**OBJECTIVE:** Copy the records below exactly, from the line containing "Read out every word on this page." through the last line, and leave out every picture.

**GIVEN RECORDS:**
++++++++++++++++++++
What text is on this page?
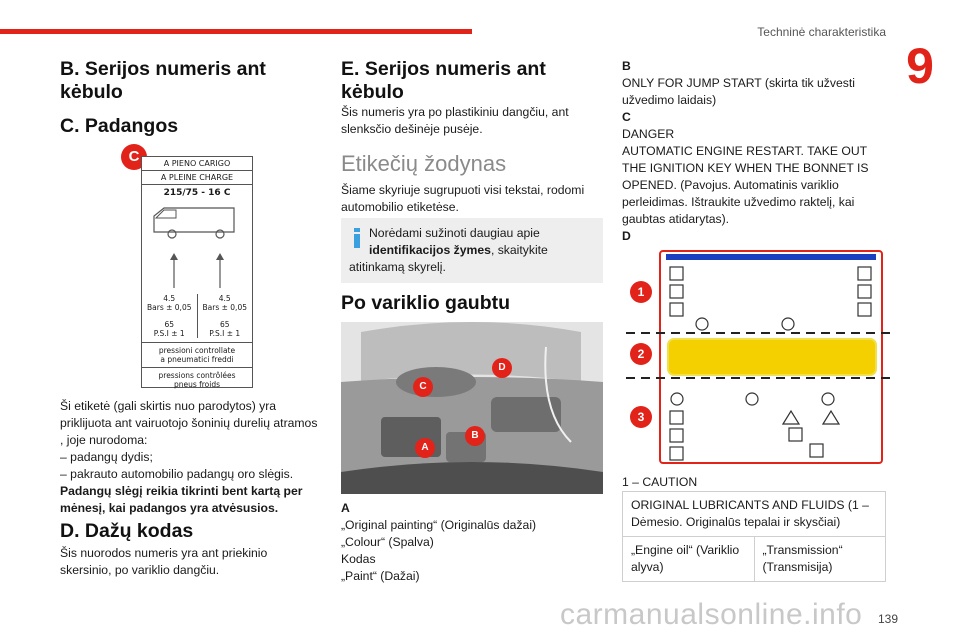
Techninė charakteristika
9
B. Serijos numeris ant kėbulo
C. Padangos
C	A PIENO CARIGO
A PLEINE CHARGE
215/75 - 16 C

4.5
Bars ± 0,05
65
P.S.I ± 1
4.5
Bars ± 0,05
65
P.S.I ± 1
pressioni controllate
a pneumatici freddi
pressions contrôlées
pneus froids

Ši etiketė (gali skirtis nuo parodytos) yra priklijuota ant vairuotojo šoninių durelių atramos , joje nurodoma:

– padangų dydis;

– pakrauto automobilio padangų oro slėgis.

Padangų slėgį reikia tikrinti bent kartą per mėnesį, kai padangos yra atvėsusios.

D. Dažų kodas

Šis nuorodos numeris yra ant priekinio skersinio, po variklio dangčiu.

E. Serijos numeris ant kėbulo

Šis numeris yra po plastikiniu dangčiu, ant slenksčio dešinėje pusėje.

Etikečių žodynas

Šiame skyriuje sugrupuoti visi tekstai, rodomi automobilio etiketėse.

Norėdami sužinoti daugiau apie identifikacijos žymes, skaitykite atitinkamą skyrelį.
Po variklio gaubtu
A
B
C
D

A

„Original painting“ (Originalūs dažai)

„Colour“ (Spalva)

Kodas

„Paint“ (Dažai)

B

ONLY FOR JUMP START (skirta tik užvesti užvedimo laidais)

C

DANGER

AUTOMATIC ENGINE RESTART. TAKE OUT THE IGNITION KEY WHEN THE BONNET IS OPENED. (Pavojus. Automatinis variklio perleidimas. Ištraukite užvedimo raktelį, kai gaubtas atidarytas).

D

1
2
3

1 – CAUTION

ORIGINAL LUBRICANTS AND FLUIDS (1 – Dėmesio. Originalūs tepalai ir skysčiai)
„Engine oil“ (Variklio alyva)	„Transmission“ (Transmisija)
carmanualsonline.info 139
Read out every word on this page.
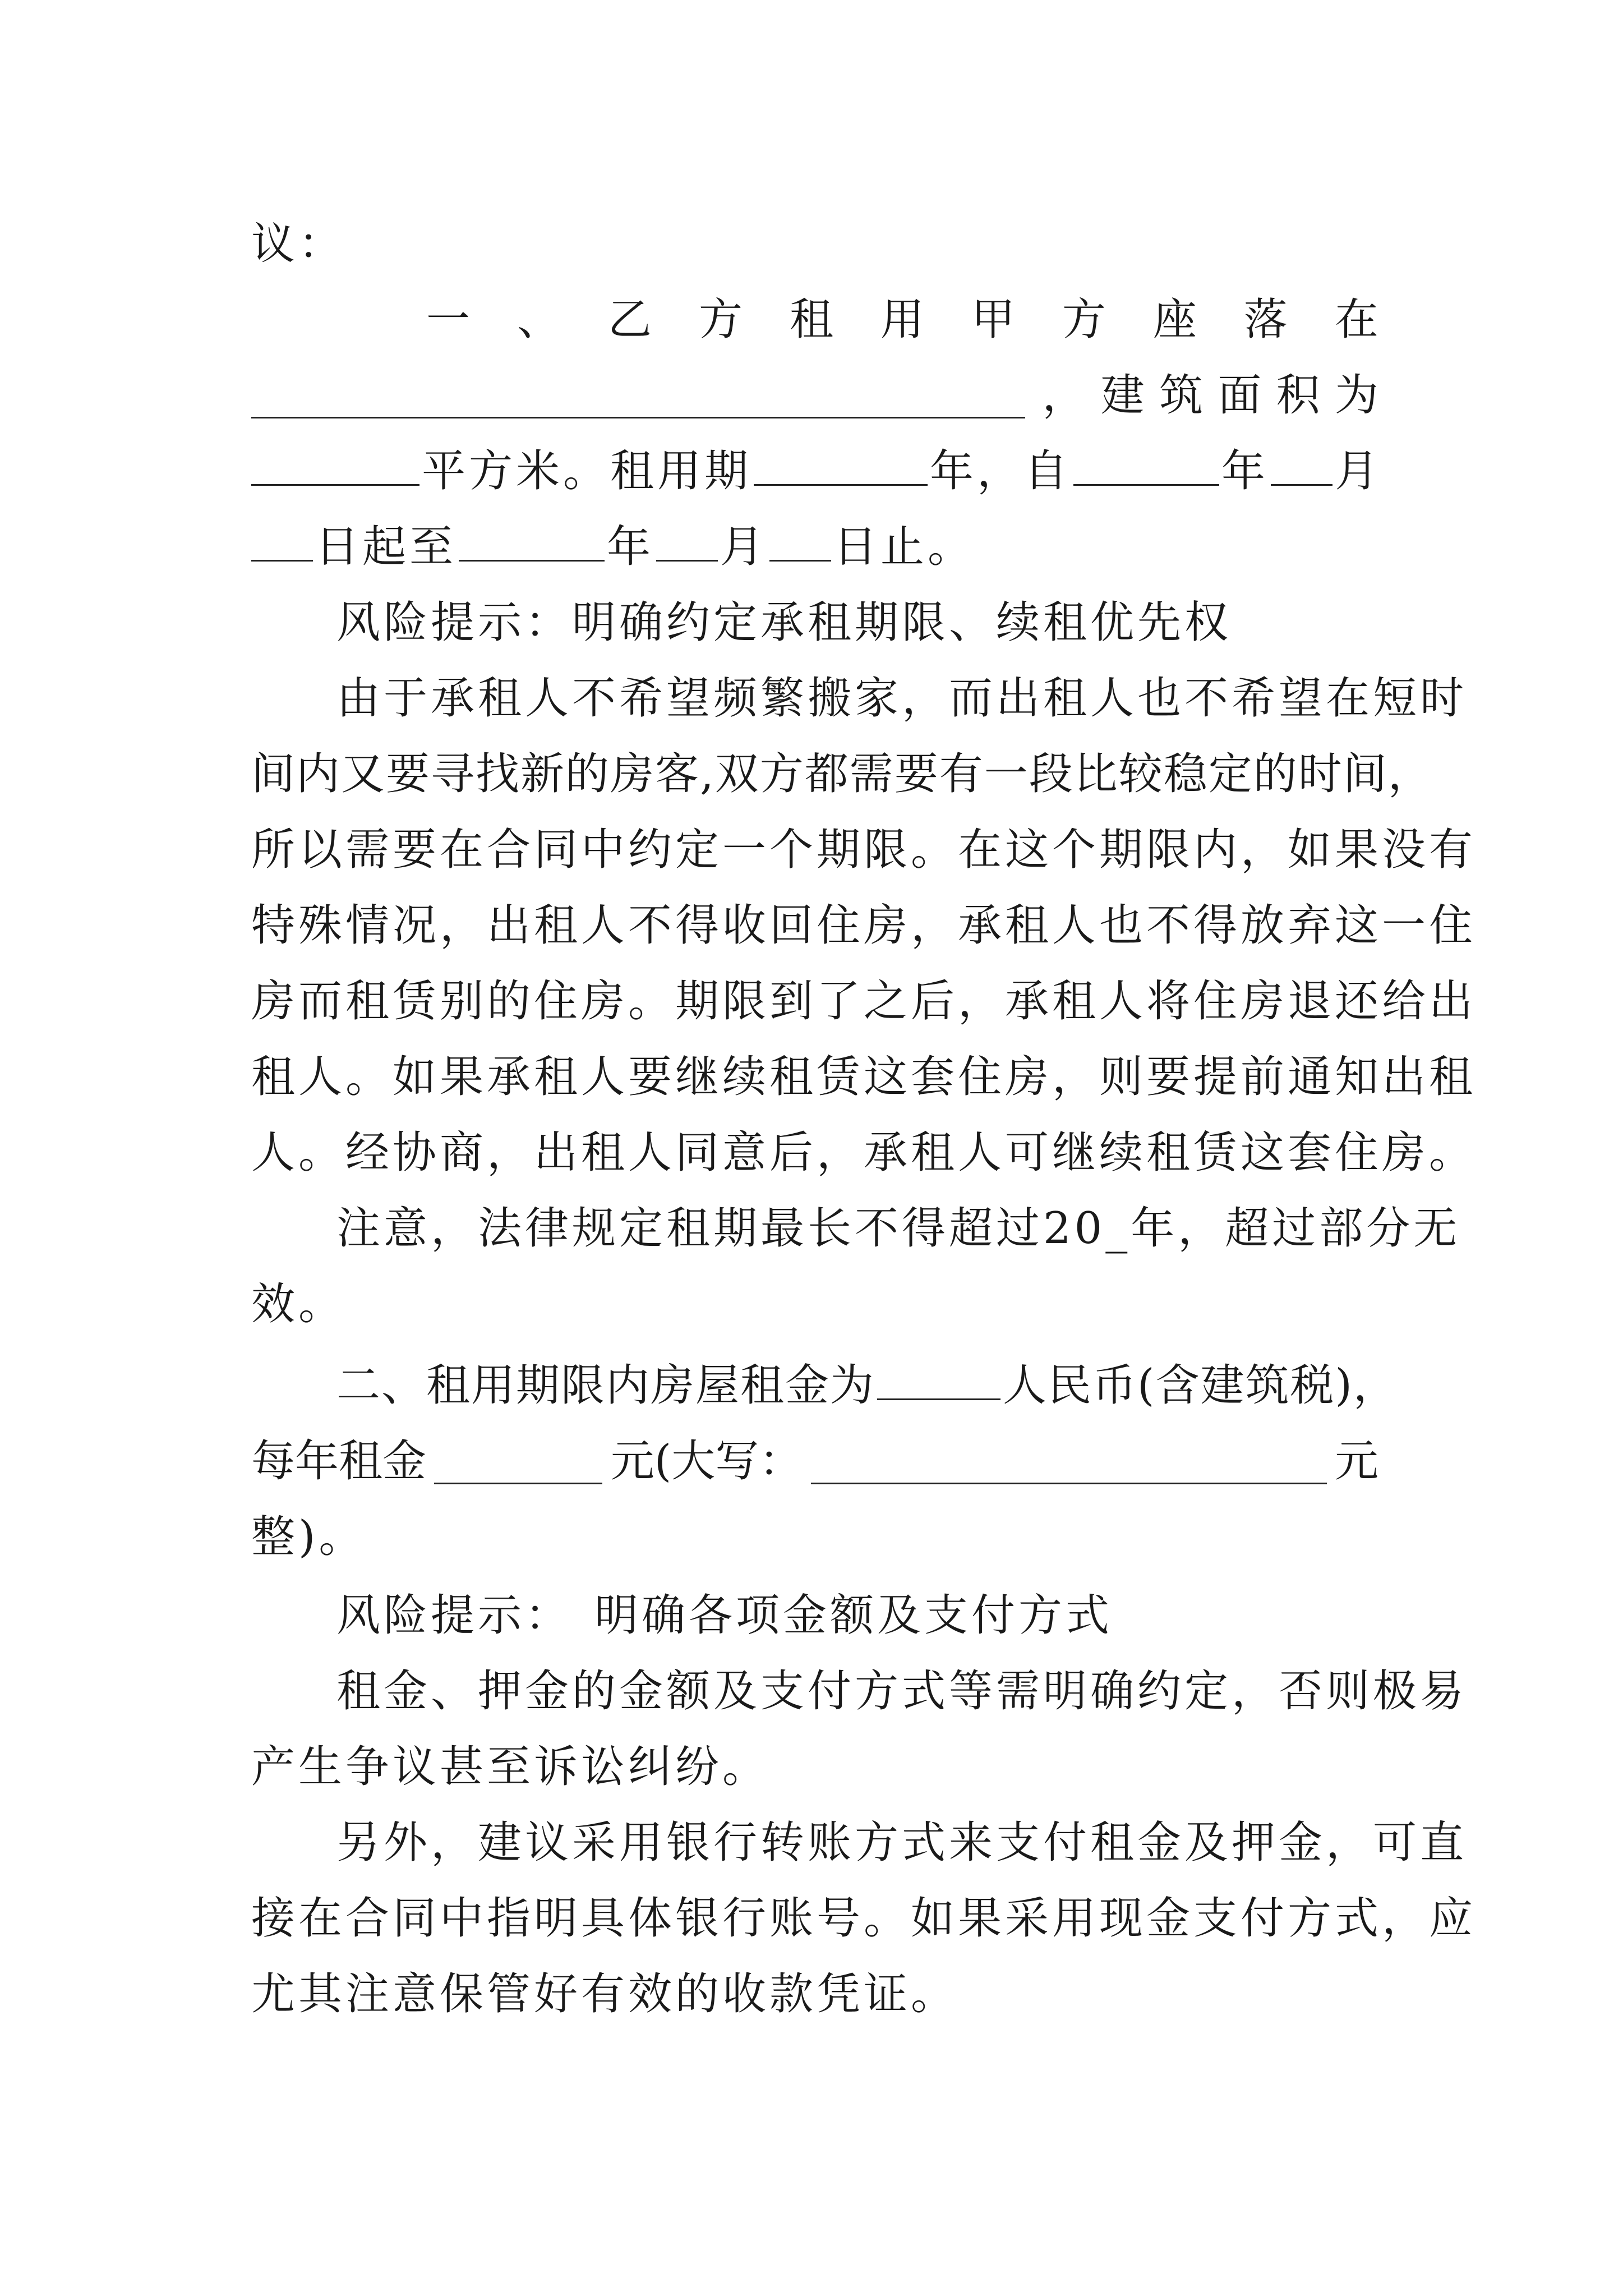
议：
一 、 乙 方 租 用 甲 方 座 落 在
， 建 筑 面 积 为
平方米。租用期	年，自	年 月
日起至	年 月 日止。
风险提示：明确约定承租期限、续租优先权
由于承租人不希望频繁搬家，而出租人也不希望在短时
间内又要寻找新的房客,双方都需要有一段比较稳定的时间，
所以需要在合同中约定一个期限。在这个期限内，如果没有
特殊情况，出租人不得收回住房，承租人也不得放弃这一住
房而租赁别的住房。期限到了之后，承租人将住房退还给出
租人。如果承租人要继续租赁这套住房，则要提前通知出租
人。经协商，出租人同意后，承租人可继续租赁这套住房。
注意，法律规定租期最长不得超过20_年，超过部分无
效。
二、租用期限内房屋租金为	人民币(含建筑税)，
每年租金	元(大写：	元
整)。
风险提示： 明确各项金额及支付方式
租金、押金的金额及支付方式等需明确约定，否则极易
产生争议甚至诉讼纠纷。
另外，建议采用银行转账方式来支付租金及押金，可直
接在合同中指明具体银行账号。如果采用现金支付方式，应
尤其注意保管好有效的收款凭证。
++++++++++++++++++++
**FULL ANSWER:**
Read out every word on this page.
议：
一 、 乙 方 租 用 甲 方 座 落 在
， 建 筑 面 积 为
平方米。租用期	年，自	年 月
日起至	年 月 日止。
风险提示：明确约定承租期限、续租优先权
由于承租人不希望频繁搬家，而出租人也不希望在短时
间内又要寻找新的房客,双方都需要有一段比较稳定的时间，
所以需要在合同中约定一个期限。在这个期限内，如果没有
特殊情况，出租人不得收回住房，承租人也不得放弃这一住
房而租赁别的住房。期限到了之后，承租人将住房退还给出
租人。如果承租人要继续租赁这套住房，则要提前通知出租
人。经协商，出租人同意后，承租人可继续租赁这套住房。
注意，法律规定租期最长不得超过20_年，超过部分无
效。
二、租用期限内房屋租金为	人民币(含建筑税)，
每年租金	元(大写：	元
整)。
风险提示： 明确各项金额及支付方式
租金、押金的金额及支付方式等需明确约定，否则极易
产生争议甚至诉讼纠纷。
另外，建议采用银行转账方式来支付租金及押金，可直
接在合同中指明具体银行账号。如果采用现金支付方式，应
尤其注意保管好有效的收款凭证。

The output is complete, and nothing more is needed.